- DIRECTIONS FOR THIS TASK: Work out how many lines hold the string "Snow". Give that number and nothing more.

··· AVAILABLE RECORDS

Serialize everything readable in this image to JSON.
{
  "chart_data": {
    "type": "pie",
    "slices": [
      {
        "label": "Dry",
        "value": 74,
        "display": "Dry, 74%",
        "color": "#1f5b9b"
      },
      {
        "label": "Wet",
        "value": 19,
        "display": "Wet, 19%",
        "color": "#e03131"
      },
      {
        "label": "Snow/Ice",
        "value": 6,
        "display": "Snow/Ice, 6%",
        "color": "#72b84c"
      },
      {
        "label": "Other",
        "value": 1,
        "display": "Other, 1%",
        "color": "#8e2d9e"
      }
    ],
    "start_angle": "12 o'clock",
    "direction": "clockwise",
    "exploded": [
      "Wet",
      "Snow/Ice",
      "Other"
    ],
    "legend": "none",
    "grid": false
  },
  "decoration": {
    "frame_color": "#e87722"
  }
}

······

- RESULT: 3